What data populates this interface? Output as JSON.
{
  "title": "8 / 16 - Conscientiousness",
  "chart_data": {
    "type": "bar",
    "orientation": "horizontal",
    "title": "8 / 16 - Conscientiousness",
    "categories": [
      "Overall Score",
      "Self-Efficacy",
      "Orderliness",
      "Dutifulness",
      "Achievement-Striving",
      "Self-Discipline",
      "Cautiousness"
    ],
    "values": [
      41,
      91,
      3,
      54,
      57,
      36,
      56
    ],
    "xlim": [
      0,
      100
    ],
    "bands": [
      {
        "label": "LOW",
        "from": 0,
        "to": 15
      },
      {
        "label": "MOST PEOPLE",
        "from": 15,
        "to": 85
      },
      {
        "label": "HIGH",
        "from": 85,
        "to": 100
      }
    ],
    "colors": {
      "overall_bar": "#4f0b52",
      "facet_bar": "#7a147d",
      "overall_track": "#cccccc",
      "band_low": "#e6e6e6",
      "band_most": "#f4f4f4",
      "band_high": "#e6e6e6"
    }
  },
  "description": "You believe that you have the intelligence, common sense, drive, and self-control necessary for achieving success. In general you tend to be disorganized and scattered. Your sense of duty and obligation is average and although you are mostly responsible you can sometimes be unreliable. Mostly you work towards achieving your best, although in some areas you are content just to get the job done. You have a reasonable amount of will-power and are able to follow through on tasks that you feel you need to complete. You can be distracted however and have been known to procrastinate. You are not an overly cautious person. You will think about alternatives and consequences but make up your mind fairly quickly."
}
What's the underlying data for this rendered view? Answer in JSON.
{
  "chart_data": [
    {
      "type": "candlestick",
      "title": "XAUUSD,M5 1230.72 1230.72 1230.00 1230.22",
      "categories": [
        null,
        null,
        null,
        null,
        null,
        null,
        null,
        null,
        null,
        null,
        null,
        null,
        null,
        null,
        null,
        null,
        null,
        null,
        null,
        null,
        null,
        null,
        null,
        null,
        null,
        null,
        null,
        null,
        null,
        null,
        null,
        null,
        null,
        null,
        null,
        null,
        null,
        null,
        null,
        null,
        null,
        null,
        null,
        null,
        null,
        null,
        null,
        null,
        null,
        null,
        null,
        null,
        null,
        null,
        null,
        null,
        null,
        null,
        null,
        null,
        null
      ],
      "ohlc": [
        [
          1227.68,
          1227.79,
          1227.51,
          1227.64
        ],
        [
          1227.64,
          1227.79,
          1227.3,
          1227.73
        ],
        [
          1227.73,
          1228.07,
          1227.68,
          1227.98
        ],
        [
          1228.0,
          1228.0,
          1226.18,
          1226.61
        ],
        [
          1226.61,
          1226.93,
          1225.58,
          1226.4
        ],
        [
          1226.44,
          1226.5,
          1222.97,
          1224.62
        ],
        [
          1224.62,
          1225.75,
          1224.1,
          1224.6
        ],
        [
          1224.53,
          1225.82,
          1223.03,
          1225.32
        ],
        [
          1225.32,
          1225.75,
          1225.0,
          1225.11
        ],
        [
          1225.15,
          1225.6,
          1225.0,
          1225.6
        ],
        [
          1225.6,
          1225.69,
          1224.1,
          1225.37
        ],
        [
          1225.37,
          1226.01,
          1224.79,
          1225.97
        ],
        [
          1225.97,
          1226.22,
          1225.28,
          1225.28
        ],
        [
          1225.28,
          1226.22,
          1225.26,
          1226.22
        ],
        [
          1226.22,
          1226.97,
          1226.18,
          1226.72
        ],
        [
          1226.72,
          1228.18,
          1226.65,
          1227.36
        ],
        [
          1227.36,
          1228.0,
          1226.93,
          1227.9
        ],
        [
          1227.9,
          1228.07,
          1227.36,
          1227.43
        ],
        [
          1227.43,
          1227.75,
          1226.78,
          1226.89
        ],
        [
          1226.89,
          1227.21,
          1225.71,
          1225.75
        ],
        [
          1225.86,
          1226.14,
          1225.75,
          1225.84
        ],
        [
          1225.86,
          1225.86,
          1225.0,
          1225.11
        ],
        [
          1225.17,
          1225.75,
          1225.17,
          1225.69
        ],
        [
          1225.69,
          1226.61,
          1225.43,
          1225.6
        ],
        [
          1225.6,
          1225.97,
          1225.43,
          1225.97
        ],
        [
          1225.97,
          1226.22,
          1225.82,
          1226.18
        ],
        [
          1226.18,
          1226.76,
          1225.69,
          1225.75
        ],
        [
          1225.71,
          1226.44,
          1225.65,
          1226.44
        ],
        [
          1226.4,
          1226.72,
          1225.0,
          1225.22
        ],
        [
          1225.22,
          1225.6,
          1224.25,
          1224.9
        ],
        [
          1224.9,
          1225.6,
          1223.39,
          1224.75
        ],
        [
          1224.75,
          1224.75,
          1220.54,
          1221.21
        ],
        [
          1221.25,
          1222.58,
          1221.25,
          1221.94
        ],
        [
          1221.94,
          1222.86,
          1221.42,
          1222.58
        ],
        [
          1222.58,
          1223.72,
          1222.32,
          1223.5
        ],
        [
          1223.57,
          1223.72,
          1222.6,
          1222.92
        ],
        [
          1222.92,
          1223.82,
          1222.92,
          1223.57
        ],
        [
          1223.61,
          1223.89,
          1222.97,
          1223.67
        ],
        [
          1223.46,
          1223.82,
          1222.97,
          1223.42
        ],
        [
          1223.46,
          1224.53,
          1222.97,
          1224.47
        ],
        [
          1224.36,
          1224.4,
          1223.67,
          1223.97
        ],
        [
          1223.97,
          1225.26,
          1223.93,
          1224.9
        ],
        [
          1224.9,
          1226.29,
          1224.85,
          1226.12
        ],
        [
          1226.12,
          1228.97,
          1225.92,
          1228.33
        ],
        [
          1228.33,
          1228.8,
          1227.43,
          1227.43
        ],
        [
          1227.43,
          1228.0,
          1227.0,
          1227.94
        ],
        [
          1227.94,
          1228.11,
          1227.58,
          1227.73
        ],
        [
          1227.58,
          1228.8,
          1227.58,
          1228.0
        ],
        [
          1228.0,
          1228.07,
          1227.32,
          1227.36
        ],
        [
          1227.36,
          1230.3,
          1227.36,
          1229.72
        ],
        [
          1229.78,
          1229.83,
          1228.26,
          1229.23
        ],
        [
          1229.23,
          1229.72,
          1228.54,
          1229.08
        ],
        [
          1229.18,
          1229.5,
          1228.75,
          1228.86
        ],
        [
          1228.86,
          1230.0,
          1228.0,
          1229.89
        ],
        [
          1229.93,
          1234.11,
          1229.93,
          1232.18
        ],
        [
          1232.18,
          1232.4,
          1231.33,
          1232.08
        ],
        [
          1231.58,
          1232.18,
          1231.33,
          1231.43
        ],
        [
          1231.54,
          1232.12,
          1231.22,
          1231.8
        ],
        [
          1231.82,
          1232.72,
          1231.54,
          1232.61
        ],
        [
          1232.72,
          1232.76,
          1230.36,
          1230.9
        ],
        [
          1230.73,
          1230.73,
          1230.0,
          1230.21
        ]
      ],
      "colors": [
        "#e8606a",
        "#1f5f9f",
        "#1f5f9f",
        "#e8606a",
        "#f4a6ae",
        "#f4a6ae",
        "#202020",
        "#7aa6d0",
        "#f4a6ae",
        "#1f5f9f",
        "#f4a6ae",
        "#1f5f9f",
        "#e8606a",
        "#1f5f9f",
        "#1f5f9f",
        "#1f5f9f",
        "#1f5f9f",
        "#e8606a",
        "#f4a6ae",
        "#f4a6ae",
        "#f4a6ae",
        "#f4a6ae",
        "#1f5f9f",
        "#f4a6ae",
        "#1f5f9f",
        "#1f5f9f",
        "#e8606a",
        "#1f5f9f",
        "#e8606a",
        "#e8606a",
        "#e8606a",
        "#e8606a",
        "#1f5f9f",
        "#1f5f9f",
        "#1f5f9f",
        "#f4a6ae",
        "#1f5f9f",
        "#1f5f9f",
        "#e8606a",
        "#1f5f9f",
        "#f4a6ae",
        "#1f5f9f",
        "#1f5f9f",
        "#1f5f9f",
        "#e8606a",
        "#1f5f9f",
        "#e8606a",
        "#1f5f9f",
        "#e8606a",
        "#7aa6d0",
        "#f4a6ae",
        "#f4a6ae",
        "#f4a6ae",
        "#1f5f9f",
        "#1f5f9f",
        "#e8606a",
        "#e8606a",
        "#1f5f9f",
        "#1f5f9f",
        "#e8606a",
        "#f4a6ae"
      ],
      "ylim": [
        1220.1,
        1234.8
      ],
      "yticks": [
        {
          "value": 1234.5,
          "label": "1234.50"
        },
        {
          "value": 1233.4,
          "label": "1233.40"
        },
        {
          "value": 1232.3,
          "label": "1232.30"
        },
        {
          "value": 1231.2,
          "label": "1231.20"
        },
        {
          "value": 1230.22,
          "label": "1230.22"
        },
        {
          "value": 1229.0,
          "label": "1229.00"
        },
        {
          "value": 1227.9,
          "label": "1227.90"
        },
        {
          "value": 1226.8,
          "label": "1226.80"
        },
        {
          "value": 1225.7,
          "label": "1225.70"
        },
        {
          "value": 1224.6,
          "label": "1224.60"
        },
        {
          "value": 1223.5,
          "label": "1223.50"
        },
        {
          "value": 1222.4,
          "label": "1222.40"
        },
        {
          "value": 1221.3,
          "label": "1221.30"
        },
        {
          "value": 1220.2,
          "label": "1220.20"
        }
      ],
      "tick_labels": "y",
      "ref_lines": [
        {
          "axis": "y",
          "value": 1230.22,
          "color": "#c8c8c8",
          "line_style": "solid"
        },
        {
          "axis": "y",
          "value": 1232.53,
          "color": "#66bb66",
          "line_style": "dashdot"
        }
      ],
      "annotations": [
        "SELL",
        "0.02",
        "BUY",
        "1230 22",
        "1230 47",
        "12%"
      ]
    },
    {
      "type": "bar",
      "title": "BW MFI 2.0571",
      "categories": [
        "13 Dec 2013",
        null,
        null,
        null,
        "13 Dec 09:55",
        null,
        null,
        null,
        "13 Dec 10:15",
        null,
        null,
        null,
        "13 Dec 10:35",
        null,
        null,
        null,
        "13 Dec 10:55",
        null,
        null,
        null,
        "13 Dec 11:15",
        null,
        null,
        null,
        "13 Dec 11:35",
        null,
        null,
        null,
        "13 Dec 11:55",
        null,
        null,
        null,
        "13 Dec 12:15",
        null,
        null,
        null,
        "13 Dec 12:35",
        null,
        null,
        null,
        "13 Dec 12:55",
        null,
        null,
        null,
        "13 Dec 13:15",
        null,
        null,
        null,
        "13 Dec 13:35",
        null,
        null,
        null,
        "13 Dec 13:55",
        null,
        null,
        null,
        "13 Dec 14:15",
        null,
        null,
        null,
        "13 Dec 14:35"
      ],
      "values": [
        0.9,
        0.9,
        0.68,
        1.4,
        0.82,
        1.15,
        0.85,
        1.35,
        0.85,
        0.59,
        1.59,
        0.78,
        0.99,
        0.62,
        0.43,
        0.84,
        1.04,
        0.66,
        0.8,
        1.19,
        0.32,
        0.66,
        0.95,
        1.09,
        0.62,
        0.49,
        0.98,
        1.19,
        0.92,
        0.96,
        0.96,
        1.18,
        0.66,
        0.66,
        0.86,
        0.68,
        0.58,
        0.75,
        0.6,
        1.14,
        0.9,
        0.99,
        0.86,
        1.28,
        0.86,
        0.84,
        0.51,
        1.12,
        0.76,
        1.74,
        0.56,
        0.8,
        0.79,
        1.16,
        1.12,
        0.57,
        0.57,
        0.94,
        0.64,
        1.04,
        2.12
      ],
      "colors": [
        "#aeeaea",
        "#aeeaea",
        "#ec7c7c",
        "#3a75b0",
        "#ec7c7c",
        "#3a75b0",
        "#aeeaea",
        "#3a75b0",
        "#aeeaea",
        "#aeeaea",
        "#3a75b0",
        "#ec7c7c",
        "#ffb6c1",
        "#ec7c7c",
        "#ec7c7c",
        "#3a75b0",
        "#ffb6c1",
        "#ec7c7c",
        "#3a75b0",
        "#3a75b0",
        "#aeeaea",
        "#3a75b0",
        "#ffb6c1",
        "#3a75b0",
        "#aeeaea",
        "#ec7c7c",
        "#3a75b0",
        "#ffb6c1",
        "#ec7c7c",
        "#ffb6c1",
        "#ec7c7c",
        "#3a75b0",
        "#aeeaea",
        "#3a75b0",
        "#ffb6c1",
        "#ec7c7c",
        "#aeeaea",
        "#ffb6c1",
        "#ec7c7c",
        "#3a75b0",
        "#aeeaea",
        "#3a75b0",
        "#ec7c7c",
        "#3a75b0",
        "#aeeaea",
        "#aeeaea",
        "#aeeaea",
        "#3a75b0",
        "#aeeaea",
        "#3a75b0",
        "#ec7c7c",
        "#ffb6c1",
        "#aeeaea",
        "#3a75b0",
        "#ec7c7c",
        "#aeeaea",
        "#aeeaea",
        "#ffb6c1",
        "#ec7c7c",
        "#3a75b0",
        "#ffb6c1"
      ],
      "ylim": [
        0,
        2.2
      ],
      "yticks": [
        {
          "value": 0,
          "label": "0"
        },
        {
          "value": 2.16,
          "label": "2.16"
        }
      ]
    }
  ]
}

◇ ◇ ◇ ◇ ◇

Written exercise:
Collect each line of the entries that has the word "this", copying it in full.

The completed task:
What data populates this interface? Output as JSON.
What's the underlying data for this rendered view? Answer in JSON.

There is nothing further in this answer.